— Texte source —

-.-.-

Dans le monde de notre expérience, il est certain que tout peut être évité. La
guerre elle-même, qui est un phénomène humain, peut être à tous les moments
évitée ou arrêtée par des moyens humains. Il suffit de connaître l’histoire des
dernières années de la politique européenne pour être certains que la guerre,
quelle qu’elle soit, a des causes évidentes. Cette vue claire des choses exclut
la haine aveugle et le désespoir qui laisse faire. Un journaliste libre, en
1939, ne désespère pas et lutte pour ce qu’il croit vrai comme si son action
pouvait influer sur le cours des événements. Il ne publie rien qui puisse
exciter à la haine ou provoquer le désespoir. Tout cela est en son pouvoir.
En face de
la marée montante de la bêtise, il est nécessaire également d’opposer quelques refus.
Toutes les contraintes du monde ne feront pas qu’un esprit un peu propre
accepte d’être malhonnête. Or, et pour peu qu’on connaisse le mécanisme des
informations, il est facile de s’assurer de l’authenticité d’une nouvelle.
C’est à cela qu’un journaliste libre doit donner toute son attention. Car, s’il
ne peut dire tout ce qu’il pense, il lui est possible de ne pas dire ce qu’il
ne pense pas ou qu’il croit faux. Et c’est ainsi qu’un journal libre se mesure
autant à ce qu’il dit qu’à ce qu’il ne dit pas. Cette liberté toute négative
est, de loin, la plus importante de toutes, si l’on sait la maintenir. Car elle
prépare l’avènement de la vraie liberté. En conséquence, un journal indépendant
donne l’origine de ses informations, aide le public à les évaluer, répudie
le bourrage de crâne, supprime les invectives, pallie par des commentaires
l’uniformisation des informations et, en bref, sert la vérité dans la mesure
humaine de ses forces. Cette mesure, si relative qu’elle soit, lui permet du
moins de refuser ce qu’aucune force au monde ne pourrait lui faire accepter :
servir le mensonge.

-.-.-

— Matériel fourni —
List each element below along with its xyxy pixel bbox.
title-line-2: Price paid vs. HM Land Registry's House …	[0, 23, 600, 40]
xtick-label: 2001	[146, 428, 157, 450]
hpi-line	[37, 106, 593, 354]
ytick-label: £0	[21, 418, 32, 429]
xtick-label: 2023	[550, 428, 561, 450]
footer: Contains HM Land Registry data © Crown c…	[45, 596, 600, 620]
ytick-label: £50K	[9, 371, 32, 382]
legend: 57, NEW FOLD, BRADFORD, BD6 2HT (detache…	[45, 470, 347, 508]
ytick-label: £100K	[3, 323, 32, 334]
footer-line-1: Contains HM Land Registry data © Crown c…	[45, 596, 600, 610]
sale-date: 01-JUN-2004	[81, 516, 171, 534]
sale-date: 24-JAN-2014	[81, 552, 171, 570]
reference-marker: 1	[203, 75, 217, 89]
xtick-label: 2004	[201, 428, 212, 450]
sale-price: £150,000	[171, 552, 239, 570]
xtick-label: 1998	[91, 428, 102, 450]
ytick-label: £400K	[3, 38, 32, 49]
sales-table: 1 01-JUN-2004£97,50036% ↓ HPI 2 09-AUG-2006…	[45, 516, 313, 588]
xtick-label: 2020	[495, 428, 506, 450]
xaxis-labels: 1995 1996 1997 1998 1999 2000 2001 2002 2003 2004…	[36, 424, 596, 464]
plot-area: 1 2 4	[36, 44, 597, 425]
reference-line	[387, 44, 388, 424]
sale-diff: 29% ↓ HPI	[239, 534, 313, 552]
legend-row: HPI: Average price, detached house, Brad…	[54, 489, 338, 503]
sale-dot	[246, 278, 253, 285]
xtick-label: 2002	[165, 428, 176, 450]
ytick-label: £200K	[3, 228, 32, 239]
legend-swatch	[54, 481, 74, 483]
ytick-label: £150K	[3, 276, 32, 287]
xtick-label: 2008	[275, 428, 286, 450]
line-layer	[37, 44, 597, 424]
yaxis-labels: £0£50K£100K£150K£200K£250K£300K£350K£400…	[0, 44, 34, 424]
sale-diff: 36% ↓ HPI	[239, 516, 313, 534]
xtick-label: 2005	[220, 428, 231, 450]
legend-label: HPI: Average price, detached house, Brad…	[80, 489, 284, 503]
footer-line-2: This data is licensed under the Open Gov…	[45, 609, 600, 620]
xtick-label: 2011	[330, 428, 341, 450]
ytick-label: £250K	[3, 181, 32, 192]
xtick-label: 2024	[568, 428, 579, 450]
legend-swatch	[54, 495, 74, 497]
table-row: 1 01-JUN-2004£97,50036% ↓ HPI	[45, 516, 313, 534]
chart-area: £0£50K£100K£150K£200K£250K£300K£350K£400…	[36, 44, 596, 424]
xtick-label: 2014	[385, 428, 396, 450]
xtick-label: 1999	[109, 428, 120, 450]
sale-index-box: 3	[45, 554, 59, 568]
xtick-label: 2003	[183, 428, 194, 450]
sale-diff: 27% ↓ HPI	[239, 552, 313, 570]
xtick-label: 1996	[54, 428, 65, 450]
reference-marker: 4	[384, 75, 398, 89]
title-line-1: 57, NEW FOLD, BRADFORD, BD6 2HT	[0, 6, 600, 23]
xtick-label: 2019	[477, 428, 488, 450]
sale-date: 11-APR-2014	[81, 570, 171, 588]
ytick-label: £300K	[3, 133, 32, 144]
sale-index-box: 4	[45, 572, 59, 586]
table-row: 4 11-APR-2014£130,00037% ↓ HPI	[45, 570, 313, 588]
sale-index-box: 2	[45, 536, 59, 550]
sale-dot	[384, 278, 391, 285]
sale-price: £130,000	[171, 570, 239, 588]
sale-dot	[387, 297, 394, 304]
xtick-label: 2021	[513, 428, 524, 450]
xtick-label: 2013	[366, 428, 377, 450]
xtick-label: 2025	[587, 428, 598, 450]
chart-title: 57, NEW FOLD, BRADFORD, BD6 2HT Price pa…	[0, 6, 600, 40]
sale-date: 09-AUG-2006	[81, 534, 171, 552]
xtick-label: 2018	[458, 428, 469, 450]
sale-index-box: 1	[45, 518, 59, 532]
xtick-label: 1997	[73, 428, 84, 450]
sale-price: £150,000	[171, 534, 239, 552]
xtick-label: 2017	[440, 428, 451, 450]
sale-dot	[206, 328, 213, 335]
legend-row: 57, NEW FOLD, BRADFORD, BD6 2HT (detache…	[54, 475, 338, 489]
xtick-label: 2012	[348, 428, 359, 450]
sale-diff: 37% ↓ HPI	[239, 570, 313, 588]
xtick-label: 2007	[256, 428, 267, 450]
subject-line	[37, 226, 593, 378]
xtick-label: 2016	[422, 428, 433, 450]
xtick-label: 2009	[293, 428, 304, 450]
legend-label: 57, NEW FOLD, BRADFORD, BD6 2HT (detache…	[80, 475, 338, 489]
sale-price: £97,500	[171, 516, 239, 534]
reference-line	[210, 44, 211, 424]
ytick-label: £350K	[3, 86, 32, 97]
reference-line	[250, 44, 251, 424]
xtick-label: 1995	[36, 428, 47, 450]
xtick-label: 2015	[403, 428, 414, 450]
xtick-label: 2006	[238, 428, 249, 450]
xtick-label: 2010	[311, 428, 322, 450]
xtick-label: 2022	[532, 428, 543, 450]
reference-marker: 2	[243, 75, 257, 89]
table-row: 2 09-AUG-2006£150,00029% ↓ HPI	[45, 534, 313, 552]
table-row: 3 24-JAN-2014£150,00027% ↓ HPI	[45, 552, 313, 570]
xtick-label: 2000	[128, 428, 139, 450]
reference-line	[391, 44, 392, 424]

-.-.-

— Consigne —
Selon le texte sur la presse libre, pourquoi la « liberté toute négative » est-elle la plus importante de toutes ? Répondez en une à trois phrases.

— Corrigé —
Elle prépare l'avènement de la vraie liberté. Cette liberté consiste à ne pas dire ce qu'on ne pense pas ou qu'on croit faux. Le texte ajoute qu'elle n'a ce rang que si l'on sait la maintenir.